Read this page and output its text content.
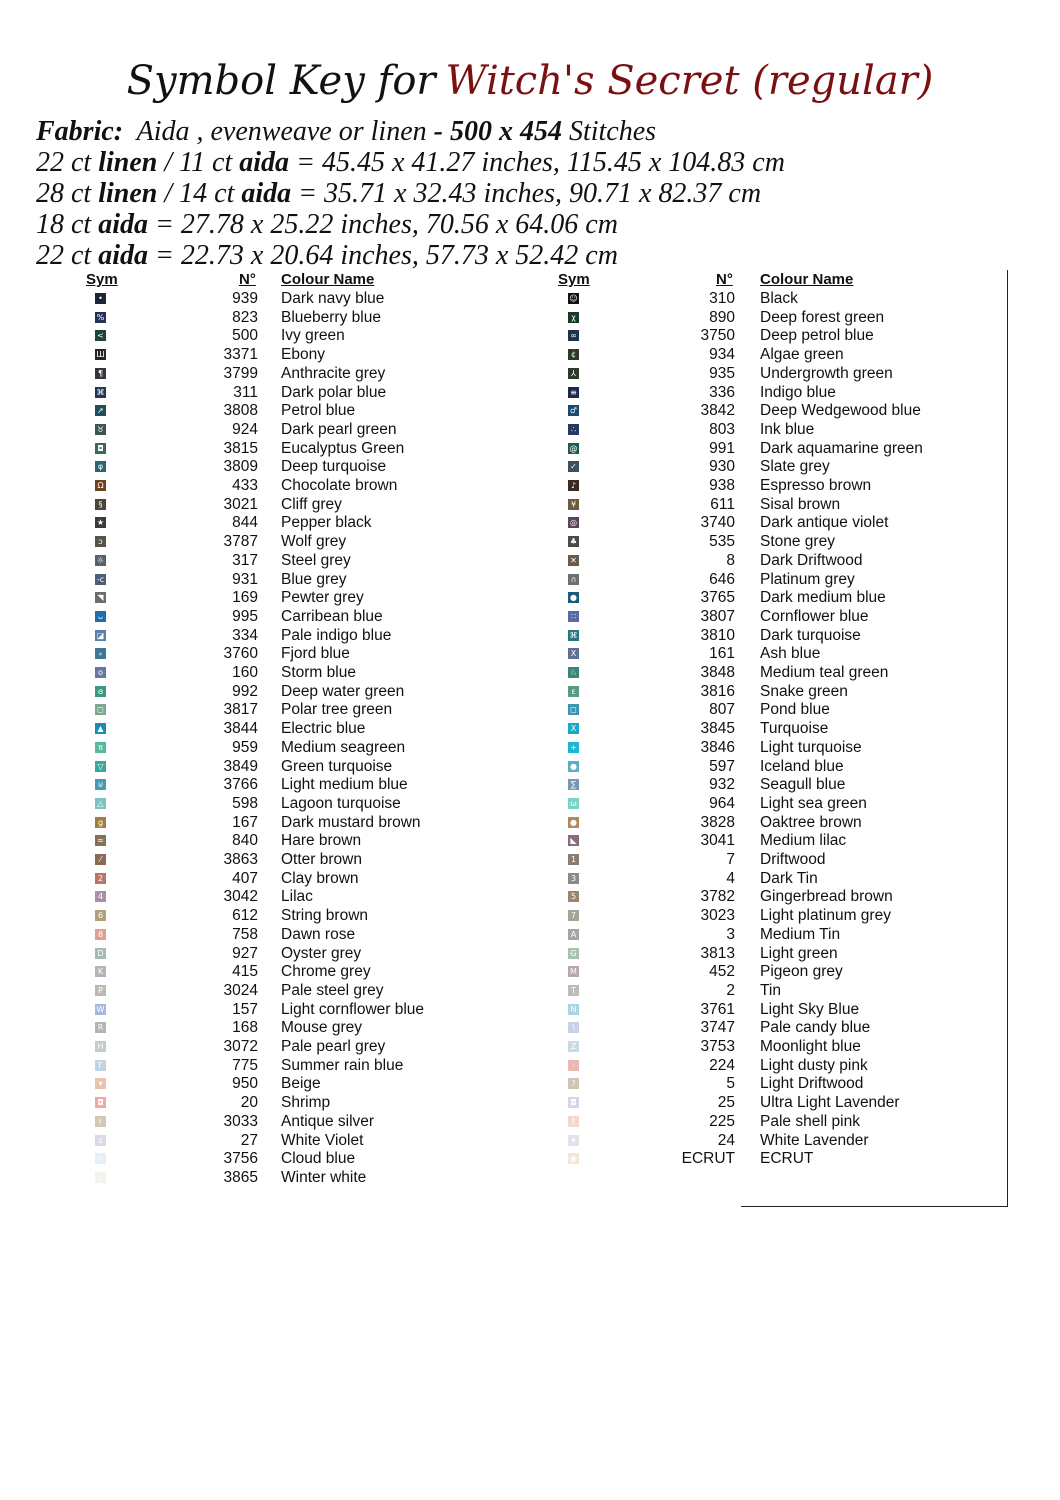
Symbol Key for Witch's Secret (regular)
Fabric: Aida , evenweave or linen - 500 x 454 Stitches
22 ct linen / 11 ct aida = 45.45 x 41.27 inches, 115.45 x 104.83 cm
28 ct linen / 14 ct aida = 35.71 x 32.43 inches, 90.71 x 82.37 cm
18 ct aida = 27.78 x 25.22 inches, 70.56 x 64.06 cm
22 ct aida = 22.73 x 20.64 inches, 57.73 x 52.42 cm
Sym	N° Colour Name	Sym	N° Colour Name
•	939 Dark navy blue
%	823 Blueberry blue
<	500 Ivy green
Ш	3371 Ebony
¶	3799 Anthracite grey
⌘	311 Dark polar blue
➚	3808 Petrol blue
♉	924 Dark pearl green
◘	3815 Eucalyptus Green
φ	3809 Deep turquoise
Ω	433 Chocolate brown
§	3021 Cliff grey
★	844 Pepper black
ɔ	3787 Wolf grey
☼	317 Steel grey
-c	931 Blue grey
◥	169 Pewter grey
ᴗ	995 Carribean blue
◪	334 Pale indigo blue
⸗	3760 Fjord blue
o	160 Storm blue
ɞ	992 Deep water green
◻	3817 Polar tree green
▲	3844 Electric blue
π	959 Medium seagreen
▽	3849 Green turquoise
⊍	3766 Light medium blue
△	598 Lagoon turquoise
g	167 Dark mustard brown
≈	840 Hare brown
⁄	3863 Otter brown
2	407 Clay brown
4	3042 Lilac
6	612 String brown
8	758 Dawn rose
D	927 Oyster grey
K	415 Chrome grey
P	3024 Pale steel grey
W	157 Light cornflower blue
R	168 Mouse grey
H	3072 Pale pearl grey
Γ	775 Summer rain blue
▾	950 Beige
◘	20 Shrimp
r	3033 Antique silver
z	27 White Violet
⊂	3756 Cloud blue
∩	3865 Winter white
☺	310 Black
χ	890 Deep forest green
∞	3750 Deep petrol blue
¢	934 Algae green
⅄	935 Undergrowth green
≡	336 Indigo blue
♂	3842 Deep Wedgewood blue
∴	803 Ink blue
@	991 Dark aquamarine green
✓	930 Slate grey
♪	938 Espresso brown
¥	611 Sisal brown
◎	3740 Dark antique violet
♣	535 Stone grey
✕	8 Dark Driftwood
∩	646 Platinum grey
●	3765 Dark medium blue
∷	3807 Cornflower blue
⌘	3810 Dark turquoise
X	161 Ash blue
♘	3848 Medium teal green
ε	3816 Snake green
◻	807 Pond blue
Χ	3845 Turquoise
+	3846 Light turquoise
●	597 Iceland blue
∑	932 Seagull blue
ω	964 Light sea green
●	3828 Oaktree brown
◣	3041 Medium lilac
1	7 Driftwood
3	4 Dark Tin
5	3782 Gingerbread brown
7	3023 Light platinum grey
A	3 Medium Tin
G	3813 Light green
M	452 Pigeon grey
T	2 Tin
N	3761 Light Sky Blue
\	3747 Pale candy blue
Z	3753 Moonlight blue
·	224 Light dusty pink
?	5 Light Driftwood
◘	25 Ultra Light Lavender
t	225 Pale shell pink
✦	24 White Lavender
◉	ECRUT ECRUT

....................

**Task brief:** Using the data above, copy each line that contains "Pale".

**Solution below:**
◪	334 Pale indigo blue
P	3024 Pale steel grey
H	3072 Pale pearl grey
\	3747 Pale candy blue
t	225 Pale shell pink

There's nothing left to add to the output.